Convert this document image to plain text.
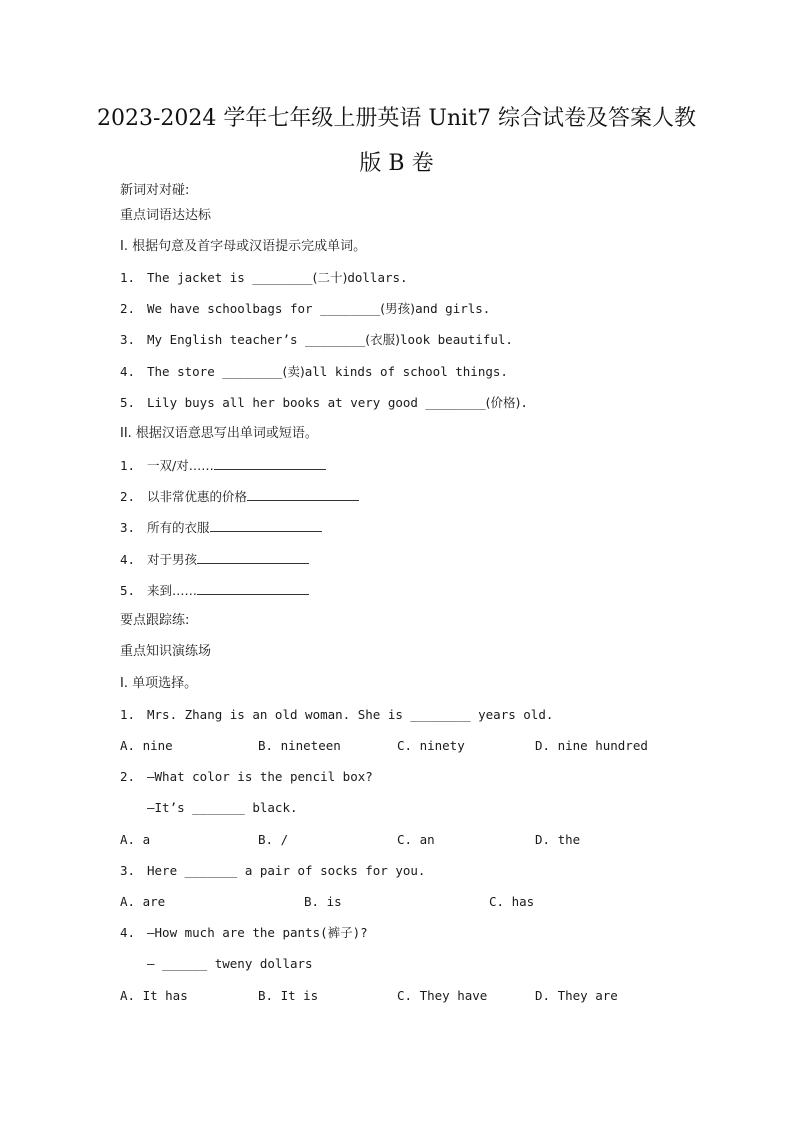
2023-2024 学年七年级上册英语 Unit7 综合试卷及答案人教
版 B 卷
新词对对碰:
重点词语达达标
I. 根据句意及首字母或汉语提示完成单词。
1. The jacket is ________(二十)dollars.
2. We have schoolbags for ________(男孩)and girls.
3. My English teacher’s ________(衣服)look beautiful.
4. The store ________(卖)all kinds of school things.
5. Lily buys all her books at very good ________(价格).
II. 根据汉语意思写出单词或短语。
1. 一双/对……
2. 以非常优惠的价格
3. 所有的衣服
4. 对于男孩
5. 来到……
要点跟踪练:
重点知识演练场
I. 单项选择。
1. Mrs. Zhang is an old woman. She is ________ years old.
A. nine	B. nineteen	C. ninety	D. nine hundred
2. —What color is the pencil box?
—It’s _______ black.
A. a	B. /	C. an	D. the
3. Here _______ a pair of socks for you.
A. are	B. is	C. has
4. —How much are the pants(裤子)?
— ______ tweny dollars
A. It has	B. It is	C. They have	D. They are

_ _ _ _ _ _ _

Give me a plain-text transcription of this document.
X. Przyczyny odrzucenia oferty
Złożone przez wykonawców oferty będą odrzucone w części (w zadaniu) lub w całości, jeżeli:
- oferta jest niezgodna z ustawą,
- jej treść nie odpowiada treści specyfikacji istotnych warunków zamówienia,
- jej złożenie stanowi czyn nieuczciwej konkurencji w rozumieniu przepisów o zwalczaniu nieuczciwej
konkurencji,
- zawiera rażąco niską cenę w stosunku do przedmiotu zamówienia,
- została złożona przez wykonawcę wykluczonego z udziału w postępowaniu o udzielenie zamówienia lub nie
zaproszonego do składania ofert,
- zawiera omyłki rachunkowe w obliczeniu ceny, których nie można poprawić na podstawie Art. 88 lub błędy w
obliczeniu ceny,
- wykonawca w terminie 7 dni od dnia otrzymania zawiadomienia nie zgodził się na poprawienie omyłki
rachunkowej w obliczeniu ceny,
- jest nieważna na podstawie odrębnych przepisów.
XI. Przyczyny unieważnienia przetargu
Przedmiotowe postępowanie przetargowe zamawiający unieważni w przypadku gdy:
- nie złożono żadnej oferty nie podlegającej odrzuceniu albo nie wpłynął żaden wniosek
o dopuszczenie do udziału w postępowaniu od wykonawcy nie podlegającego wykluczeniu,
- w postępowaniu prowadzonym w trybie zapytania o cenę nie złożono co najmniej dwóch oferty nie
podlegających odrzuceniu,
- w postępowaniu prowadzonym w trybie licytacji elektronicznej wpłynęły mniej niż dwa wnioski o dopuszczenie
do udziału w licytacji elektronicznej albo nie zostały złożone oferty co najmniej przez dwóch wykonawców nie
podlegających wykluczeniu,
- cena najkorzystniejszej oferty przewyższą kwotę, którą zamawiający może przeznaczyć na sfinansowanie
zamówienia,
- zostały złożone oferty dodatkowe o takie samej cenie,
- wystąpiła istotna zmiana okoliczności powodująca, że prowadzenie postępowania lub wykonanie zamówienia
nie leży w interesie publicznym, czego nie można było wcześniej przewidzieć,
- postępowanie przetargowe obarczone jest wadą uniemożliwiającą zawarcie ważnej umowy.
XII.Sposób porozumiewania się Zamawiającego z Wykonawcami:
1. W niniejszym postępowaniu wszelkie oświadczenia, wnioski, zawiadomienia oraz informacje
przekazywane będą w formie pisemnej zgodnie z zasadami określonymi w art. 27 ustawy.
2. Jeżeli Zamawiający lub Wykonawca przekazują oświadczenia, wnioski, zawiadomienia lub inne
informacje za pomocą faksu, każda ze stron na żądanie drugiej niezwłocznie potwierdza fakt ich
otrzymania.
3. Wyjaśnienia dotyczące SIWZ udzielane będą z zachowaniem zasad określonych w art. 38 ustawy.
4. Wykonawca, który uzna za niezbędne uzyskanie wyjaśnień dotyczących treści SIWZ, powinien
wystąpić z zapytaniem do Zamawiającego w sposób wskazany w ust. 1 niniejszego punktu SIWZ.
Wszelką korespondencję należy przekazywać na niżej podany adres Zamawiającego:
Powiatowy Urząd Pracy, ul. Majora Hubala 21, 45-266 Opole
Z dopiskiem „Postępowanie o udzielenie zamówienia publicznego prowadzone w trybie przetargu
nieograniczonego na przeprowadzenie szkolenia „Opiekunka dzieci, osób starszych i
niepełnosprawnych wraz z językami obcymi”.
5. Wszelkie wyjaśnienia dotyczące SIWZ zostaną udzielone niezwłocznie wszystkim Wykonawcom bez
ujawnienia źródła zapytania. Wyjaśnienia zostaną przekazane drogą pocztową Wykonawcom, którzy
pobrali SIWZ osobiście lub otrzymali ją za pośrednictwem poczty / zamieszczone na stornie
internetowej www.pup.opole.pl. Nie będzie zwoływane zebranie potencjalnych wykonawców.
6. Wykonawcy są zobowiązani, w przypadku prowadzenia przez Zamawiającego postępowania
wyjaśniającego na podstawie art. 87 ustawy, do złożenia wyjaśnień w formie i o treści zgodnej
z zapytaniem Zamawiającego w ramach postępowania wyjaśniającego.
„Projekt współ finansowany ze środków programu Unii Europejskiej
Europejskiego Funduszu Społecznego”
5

_ _ _ _ _ _ _

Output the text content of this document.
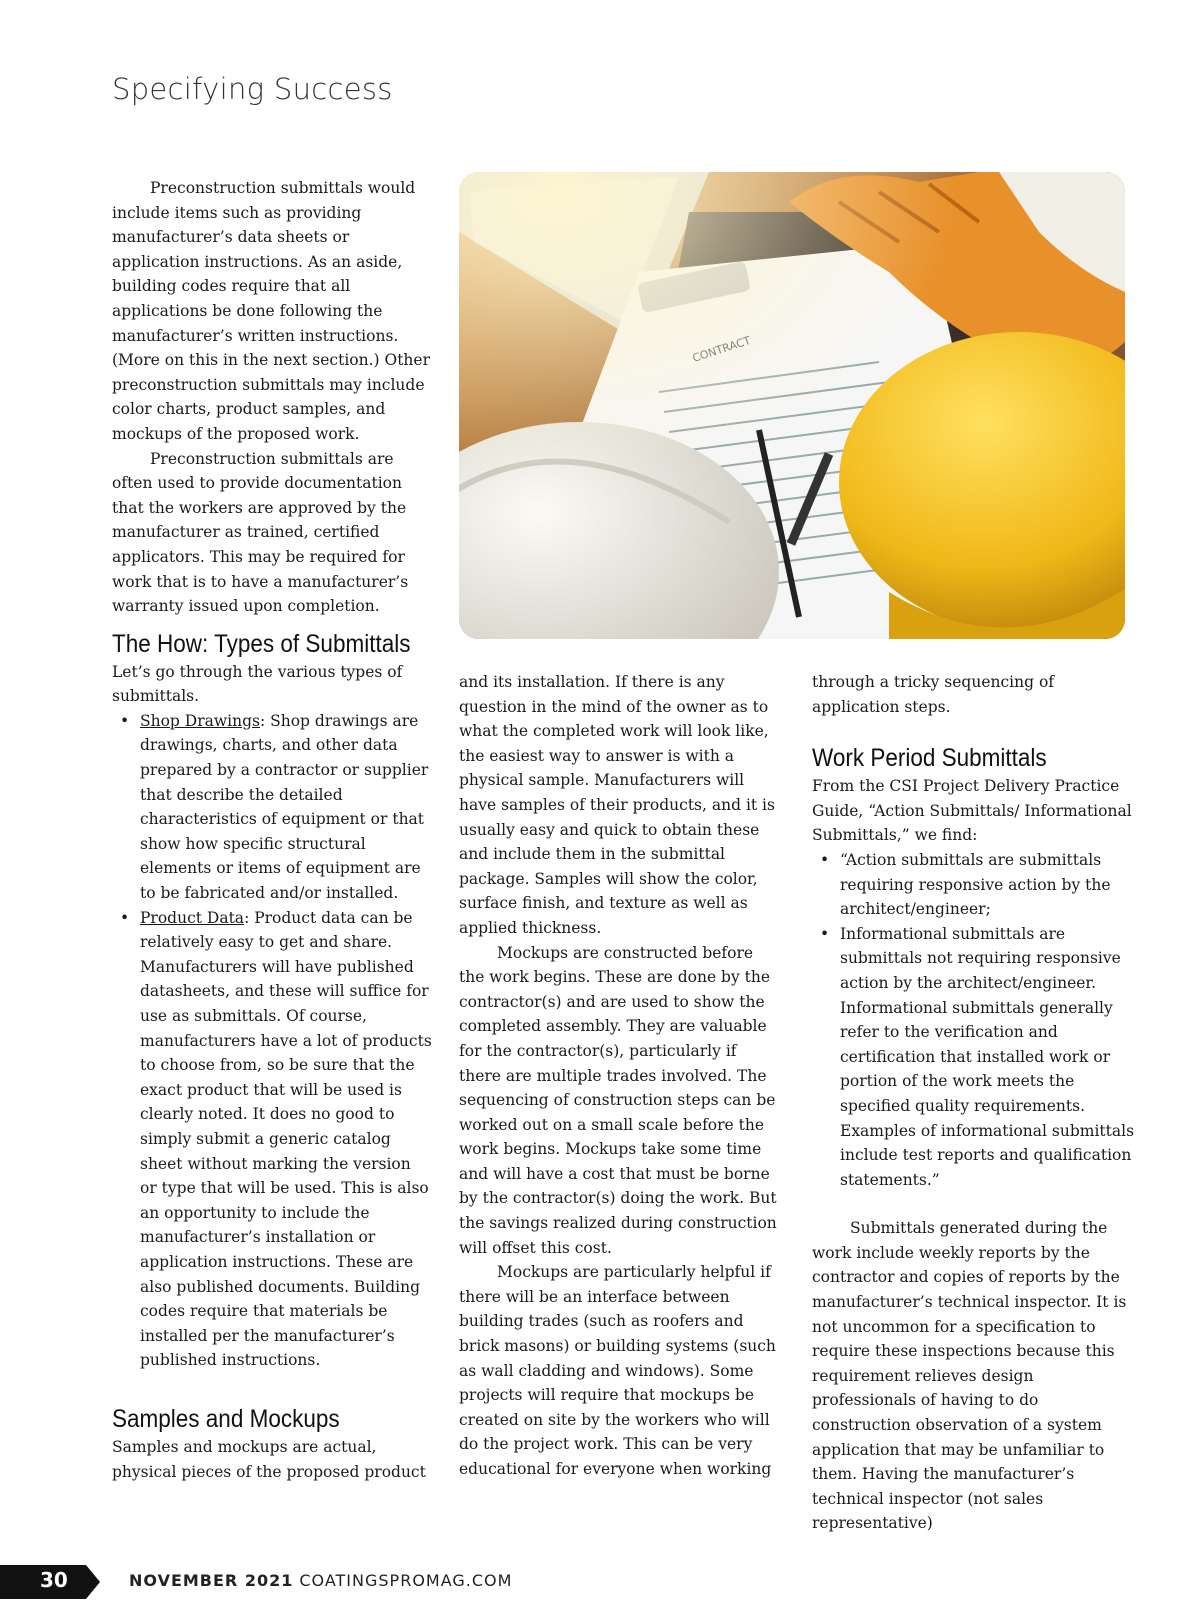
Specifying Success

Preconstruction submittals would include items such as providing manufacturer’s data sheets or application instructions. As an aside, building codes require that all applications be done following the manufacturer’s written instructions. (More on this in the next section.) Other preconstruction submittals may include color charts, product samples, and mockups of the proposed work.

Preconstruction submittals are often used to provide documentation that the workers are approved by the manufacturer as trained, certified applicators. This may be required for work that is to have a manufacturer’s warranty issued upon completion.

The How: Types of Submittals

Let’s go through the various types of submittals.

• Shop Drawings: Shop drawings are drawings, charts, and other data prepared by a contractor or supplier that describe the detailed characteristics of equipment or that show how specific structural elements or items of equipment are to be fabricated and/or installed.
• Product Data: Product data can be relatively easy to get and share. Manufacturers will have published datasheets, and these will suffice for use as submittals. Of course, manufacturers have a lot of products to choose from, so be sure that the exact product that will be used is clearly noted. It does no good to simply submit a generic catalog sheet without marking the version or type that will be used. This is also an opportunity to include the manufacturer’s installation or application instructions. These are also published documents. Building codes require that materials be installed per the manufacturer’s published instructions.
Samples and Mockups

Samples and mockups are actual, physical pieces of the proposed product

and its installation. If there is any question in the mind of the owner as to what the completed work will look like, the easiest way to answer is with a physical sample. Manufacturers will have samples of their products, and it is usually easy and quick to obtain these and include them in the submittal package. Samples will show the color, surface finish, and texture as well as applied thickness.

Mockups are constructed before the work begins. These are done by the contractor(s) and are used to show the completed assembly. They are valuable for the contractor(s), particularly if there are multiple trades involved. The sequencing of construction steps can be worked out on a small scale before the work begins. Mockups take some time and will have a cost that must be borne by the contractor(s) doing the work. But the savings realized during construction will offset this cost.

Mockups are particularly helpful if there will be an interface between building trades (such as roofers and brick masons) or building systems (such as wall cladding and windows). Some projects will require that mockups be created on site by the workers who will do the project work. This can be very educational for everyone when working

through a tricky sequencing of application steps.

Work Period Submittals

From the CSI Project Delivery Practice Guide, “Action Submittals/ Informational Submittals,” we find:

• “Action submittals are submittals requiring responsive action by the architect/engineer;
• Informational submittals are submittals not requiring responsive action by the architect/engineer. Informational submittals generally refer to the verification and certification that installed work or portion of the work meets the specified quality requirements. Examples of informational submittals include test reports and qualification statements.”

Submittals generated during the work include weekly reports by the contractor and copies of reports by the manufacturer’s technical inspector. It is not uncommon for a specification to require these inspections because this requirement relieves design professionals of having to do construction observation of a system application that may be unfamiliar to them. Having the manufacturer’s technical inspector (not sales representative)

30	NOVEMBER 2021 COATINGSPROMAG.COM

_ _ _ _ _ _ _

Count the lines above in which the word "color" appears, then state only that count.

EXERCISE RESPONSE: 3